• [AIM OF THE TASK]
Reading down the listing below, count the lines where the word "domestic" shows up, then give only that count.

-- Start DATA ROWS --

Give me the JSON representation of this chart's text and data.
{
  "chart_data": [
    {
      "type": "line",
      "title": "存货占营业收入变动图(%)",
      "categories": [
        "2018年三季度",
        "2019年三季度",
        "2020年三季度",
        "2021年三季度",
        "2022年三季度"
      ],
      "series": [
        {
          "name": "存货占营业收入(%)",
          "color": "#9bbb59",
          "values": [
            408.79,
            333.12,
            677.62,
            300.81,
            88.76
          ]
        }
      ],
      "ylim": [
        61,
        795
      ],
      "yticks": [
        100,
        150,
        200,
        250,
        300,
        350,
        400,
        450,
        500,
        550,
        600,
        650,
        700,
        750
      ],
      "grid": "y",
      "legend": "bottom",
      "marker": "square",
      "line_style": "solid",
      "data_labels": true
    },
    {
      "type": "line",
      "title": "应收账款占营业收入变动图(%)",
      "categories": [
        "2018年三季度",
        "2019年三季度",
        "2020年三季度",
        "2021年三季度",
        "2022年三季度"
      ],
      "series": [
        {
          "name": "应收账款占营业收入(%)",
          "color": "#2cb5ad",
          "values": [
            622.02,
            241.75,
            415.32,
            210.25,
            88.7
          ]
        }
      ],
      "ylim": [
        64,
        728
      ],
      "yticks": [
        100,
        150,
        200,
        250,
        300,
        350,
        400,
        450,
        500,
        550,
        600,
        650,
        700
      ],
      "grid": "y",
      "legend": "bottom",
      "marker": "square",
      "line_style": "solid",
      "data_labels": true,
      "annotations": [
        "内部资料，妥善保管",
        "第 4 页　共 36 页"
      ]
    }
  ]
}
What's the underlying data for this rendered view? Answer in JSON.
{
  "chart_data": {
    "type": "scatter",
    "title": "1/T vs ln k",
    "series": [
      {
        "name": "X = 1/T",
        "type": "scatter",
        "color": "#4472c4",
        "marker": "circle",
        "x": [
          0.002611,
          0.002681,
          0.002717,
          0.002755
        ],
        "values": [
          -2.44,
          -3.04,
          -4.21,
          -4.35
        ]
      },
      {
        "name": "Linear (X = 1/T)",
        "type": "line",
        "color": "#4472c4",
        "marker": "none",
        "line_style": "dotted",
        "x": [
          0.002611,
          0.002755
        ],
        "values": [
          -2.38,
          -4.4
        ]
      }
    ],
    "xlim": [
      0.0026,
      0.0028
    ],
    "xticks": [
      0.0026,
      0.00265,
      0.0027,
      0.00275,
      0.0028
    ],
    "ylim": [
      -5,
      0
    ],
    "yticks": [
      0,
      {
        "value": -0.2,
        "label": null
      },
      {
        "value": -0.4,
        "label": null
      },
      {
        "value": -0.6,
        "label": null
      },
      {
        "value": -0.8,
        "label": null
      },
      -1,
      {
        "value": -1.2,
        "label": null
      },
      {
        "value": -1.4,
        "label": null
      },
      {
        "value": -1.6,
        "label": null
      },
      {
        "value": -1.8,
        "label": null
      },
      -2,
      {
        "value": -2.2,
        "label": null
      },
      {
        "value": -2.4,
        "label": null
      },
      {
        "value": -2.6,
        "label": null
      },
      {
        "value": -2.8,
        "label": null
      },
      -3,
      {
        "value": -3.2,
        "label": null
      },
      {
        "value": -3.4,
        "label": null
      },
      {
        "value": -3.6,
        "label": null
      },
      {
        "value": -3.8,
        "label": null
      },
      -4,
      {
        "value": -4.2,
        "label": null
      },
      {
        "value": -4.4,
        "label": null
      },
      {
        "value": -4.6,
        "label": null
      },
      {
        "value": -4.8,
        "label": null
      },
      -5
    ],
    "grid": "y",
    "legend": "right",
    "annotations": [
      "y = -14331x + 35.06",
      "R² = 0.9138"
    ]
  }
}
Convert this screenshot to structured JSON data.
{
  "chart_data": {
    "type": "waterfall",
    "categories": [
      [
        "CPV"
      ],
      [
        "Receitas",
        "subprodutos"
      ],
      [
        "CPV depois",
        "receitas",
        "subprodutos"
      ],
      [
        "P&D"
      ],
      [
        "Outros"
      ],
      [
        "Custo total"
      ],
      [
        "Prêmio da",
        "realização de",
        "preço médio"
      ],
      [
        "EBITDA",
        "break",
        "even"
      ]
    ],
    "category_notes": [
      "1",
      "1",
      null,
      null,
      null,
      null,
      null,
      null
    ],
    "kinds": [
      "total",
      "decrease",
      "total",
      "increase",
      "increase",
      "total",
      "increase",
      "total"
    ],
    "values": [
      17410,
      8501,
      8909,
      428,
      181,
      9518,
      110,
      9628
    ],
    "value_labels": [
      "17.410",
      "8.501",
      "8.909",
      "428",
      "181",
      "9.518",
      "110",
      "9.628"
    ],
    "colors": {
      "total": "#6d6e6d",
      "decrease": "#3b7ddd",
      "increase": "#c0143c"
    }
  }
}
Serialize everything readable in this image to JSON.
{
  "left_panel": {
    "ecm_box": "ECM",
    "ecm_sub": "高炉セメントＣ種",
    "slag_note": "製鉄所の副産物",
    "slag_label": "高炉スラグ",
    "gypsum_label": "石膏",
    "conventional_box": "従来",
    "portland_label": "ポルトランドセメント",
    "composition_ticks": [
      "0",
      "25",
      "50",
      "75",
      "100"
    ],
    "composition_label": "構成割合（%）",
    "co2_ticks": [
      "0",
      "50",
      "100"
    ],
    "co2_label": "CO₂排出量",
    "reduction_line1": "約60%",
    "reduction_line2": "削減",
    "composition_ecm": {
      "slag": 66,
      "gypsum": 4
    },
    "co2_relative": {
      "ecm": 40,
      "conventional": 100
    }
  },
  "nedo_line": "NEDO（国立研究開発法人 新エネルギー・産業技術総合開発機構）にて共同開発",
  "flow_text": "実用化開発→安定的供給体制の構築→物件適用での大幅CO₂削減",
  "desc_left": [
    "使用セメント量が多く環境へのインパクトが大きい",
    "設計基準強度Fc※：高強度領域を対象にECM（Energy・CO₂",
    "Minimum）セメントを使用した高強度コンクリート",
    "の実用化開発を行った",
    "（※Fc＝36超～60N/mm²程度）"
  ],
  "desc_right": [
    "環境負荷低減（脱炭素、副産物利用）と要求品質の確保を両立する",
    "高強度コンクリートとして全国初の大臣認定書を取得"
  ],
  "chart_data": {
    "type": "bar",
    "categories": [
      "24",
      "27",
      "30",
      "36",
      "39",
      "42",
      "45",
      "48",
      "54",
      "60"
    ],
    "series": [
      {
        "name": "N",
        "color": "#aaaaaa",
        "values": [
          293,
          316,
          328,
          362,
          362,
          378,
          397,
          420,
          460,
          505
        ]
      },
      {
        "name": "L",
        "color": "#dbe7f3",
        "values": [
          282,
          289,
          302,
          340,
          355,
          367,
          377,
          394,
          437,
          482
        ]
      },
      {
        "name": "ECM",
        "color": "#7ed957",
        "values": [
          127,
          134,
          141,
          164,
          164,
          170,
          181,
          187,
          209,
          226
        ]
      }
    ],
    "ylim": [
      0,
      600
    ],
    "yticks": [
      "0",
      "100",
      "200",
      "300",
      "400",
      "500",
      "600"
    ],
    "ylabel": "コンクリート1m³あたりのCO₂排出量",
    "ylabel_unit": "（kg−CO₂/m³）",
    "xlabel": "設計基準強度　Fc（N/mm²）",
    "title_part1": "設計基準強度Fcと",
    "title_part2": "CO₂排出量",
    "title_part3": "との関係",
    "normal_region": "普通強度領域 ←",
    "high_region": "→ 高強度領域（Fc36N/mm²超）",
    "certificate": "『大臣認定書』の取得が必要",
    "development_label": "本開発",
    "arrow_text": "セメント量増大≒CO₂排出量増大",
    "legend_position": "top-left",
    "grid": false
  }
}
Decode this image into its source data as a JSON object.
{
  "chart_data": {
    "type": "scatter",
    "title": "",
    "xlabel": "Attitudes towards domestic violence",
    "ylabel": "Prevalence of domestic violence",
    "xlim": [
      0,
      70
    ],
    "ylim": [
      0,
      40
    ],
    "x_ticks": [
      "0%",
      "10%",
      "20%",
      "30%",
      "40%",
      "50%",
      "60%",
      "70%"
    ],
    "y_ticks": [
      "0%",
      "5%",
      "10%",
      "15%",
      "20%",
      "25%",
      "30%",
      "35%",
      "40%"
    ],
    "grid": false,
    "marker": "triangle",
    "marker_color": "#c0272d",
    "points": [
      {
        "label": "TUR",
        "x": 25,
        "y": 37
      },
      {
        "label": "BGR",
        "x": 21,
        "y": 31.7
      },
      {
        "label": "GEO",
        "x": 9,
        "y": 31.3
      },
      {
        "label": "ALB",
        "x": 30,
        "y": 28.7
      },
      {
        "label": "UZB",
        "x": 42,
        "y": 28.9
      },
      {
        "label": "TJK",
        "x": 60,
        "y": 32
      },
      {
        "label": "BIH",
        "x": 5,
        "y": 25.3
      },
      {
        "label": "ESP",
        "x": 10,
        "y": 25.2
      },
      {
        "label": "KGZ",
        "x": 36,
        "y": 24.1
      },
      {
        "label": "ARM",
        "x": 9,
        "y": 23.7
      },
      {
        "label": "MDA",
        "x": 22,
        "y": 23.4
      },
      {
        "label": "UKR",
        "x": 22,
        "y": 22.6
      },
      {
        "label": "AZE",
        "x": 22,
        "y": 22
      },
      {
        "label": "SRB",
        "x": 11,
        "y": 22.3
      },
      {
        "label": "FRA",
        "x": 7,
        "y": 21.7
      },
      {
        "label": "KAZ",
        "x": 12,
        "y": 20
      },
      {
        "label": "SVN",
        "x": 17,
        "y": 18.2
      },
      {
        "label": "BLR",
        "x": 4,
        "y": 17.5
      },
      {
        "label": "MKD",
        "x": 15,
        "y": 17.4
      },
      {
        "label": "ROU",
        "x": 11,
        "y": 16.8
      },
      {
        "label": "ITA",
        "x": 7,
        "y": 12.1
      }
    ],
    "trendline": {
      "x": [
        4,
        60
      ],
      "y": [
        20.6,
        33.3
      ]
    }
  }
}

-- End DATA ROWS --

• [ANSWER TO THIS PROBLEM]
2